▸ RECORDS
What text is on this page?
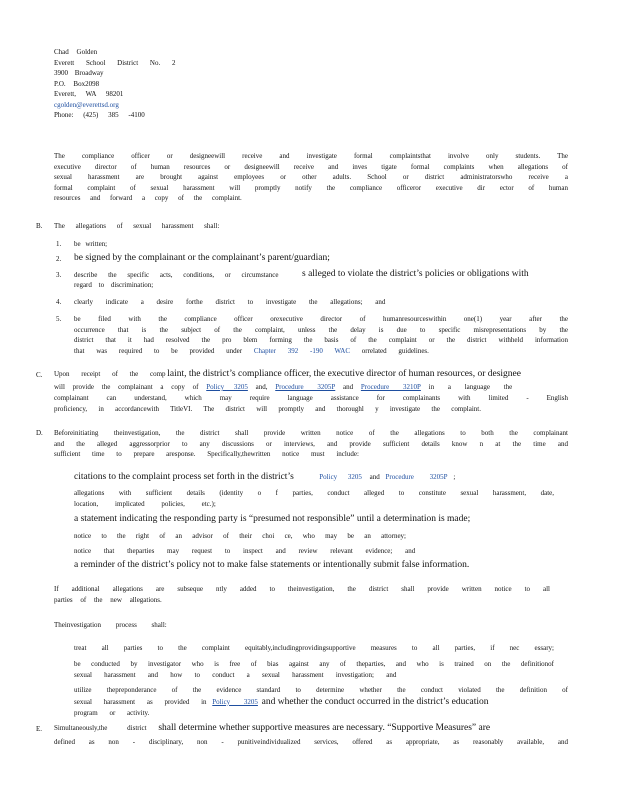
Chad Golden
Everett School District No. 2
3900 Broadway
P.O. Box2098
Everett, WA 98201
cgolden@everettsd.org
Phone: (425) 385 -4100
The compliance officer or designeewill receive and investigate formal complaintsthat involve only students. The
executive director of human resources or designeewill receive and inves tigate formal complaints when allegations of
sexual harassment are brought against employees or other adults. School or district administratorswho receive a
formal complaint of sexual harassment will promptly notify the compliance officeror executive dir ector of human
resources and forward a copy of the complaint.
B.	The allegations of sexual harassment shall:
1.	be written;
2.	be signed by the complainant or the complainant’s parent/guardian;
3.	describe the specific acts, conditions, or circumstance s alleged to violate the district’s policies or obligations with
regard to discrimination;
4.	clearly indicate a desire forthe district to investigate the allegations; and
5.	be filed with the compliance officer orexecutive director of humanresourceswithin one(1) year after the
occurrence that is the subject of the complaint, unless the delay is due to specific misrepresentations by the
district that it had resolved the pro blem forming the basis of the complaint or the district withheld information
that was required to be provided under Chapter 392 -190 WAC orrelated guidelines.
C.	Upon receipt of the comp laint, the district’s compliance officer, the executive director of human resources, or designee
will provide the complainant a copy of Policy 3205 and, Procedure 3205P and Procedure 3210P in a language the
complainant can understand, which may require language assistance for complainants with limited - English
proficiency, in accordancewith TitleVI. The district will promptly and thoroughl y investigate the complaint.
D.	Beforeinitiating theinvestigation, the district shall provide written notice of the allegations to both the complainant
and the alleged aggressorprior to any discussions or interviews, and provide sufficient details know n at the time and
sufficient time to prepare aresponse. Specifically,thewritten notice must include:
citations to the complaint process set forth in the district’s	Policy 3205 and Procedure 3205P ;
allegations with sufficient details (identity o f parties, conduct alleged to constitute sexual harassment, date,
location, implicated policies, etc.);
a statement indicating the responding party is “presumed not responsible” until a determination is made;
notice to the right of an advisor of their choi ce, who may be an attorney;
notice that theparties may request to inspect and review relevant evidence; and
a reminder of the district’s policy not to make false statements or intentionally submit false information.
If additional allegations are subseque ntly added to theinvestigation, the district shall provide written notice to all
parties of the new allegations.
Theinvestigation process shall:
treat all parties to the complaint equitably,includingprovidingsupportive measures to all parties, if nec essary;
be conducted by investigator who is free of bias against any of theparties, and who is trained on the definitionof
sexual harassment and how to conduct a sexual harassment investigation; and
utilize thepreponderance of the evidence standard to determine whether the conduct violated the definition of
sexual harassment as provided in Policy 3205 and whether the conduct occurred in the district’s education
program or activity.
E.	Simultaneously,the district shall determine whether supportive measures are necessary. “Supportive Measures” are
defined as non - disciplinary, non - punitiveindividualized services, offered as appropriate, as reasonably available, and
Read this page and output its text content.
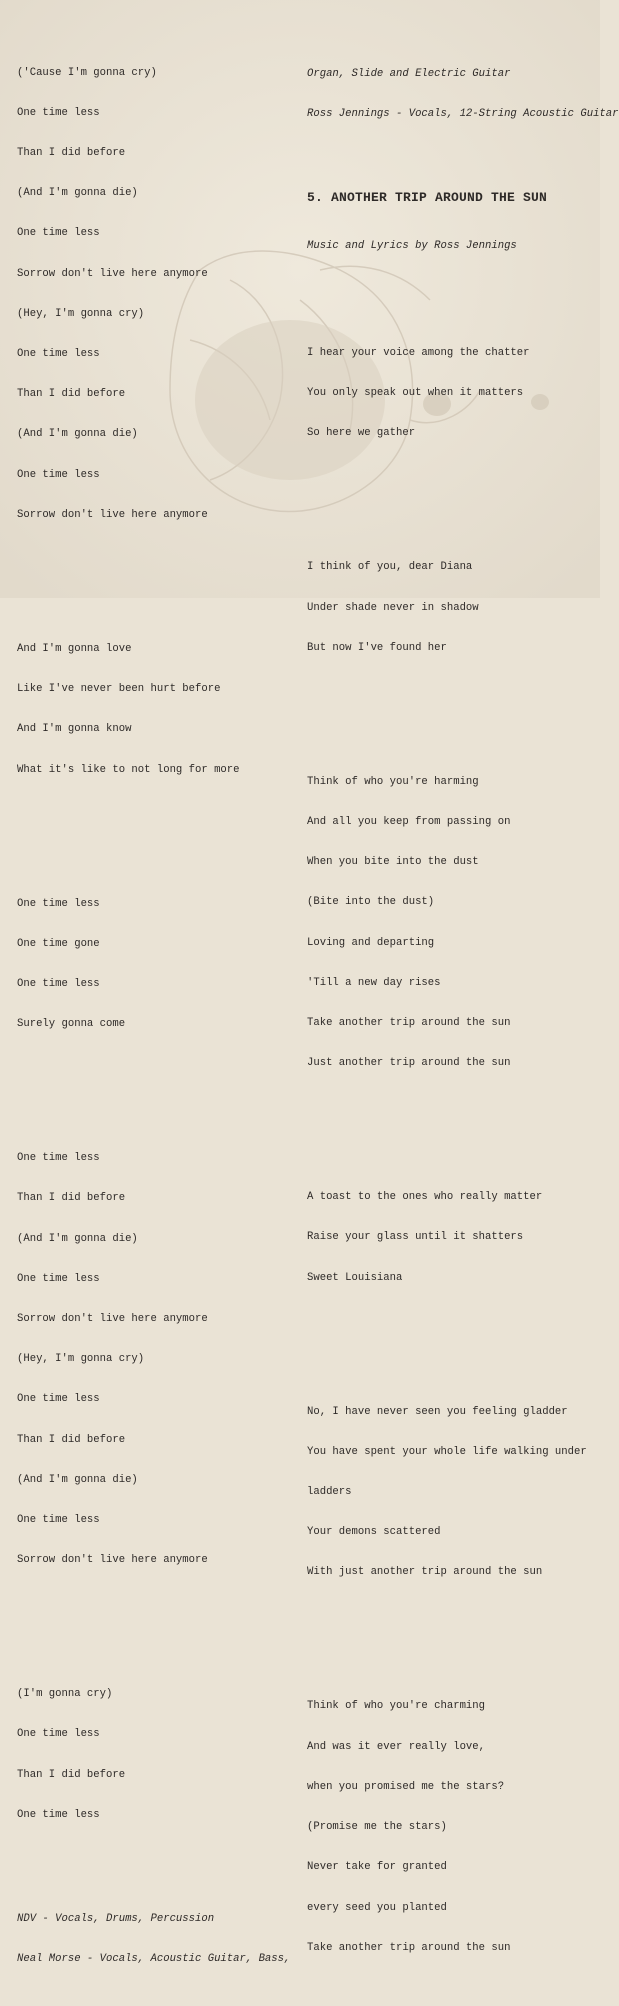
('Cause I'm gonna cry)

One time less

Than I did before

(And I'm gonna die)

One time less

Sorrow don't live here anymore

(Hey, I'm gonna cry)

One time less

Than I did before

(And I'm gonna die)

One time less

Sorrow don't live here anymore

And I'm gonna love

Like I've never been hurt before

And I'm gonna know

What it's like to not long for more

One time less

One time gone

One time less

Surely gonna come

One time less

Than I did before

(And I'm gonna die)

One time less

Sorrow don't live here anymore

(Hey, I'm gonna cry)

One time less

Than I did before

(And I'm gonna die)

One time less

Sorrow don't live here anymore

(I'm gonna cry)

One time less

Than I did before

One time less

NDV - Vocals, Drums, Percussion

Neal Morse - Vocals, Acoustic Guitar, Bass,

Organ, Slide and Electric Guitar

Ross Jennings - Vocals, 12-String Acoustic Guitar

5. ANOTHER TRIP AROUND THE SUN

Music and Lyrics by Ross Jennings

I hear your voice among the chatter

You only speak out when it matters

So here we gather

I think of you, dear Diana

Under shade never in shadow

But now I've found her

Think of who you're harming

And all you keep from passing on

When you bite into the dust

(Bite into the dust)

Loving and departing

'Till a new day rises

Take another trip around the sun

Just another trip around the sun

A toast to the ones who really matter

Raise your glass until it shatters

Sweet Louisiana

No, I have never seen you feeling gladder

You have spent your whole life walking under

ladders

Your demons scattered

With just another trip around the sun

Think of who you're charming

And was it ever really love,

when you promised me the stars?

(Promise me the stars)

Never take for granted

every seed you planted

Take another trip around the sun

▸ WRITTEN INSTRUCTION
Pick out the lines that have the word "against". Copy them all.

▸ OUTPUT OF THE TASK
sexual harassment are brought against employees or other adults. School or district administratorswho receive a
be conducted by investigator who is free of bias against any of theparties, and who is trained on the definitionof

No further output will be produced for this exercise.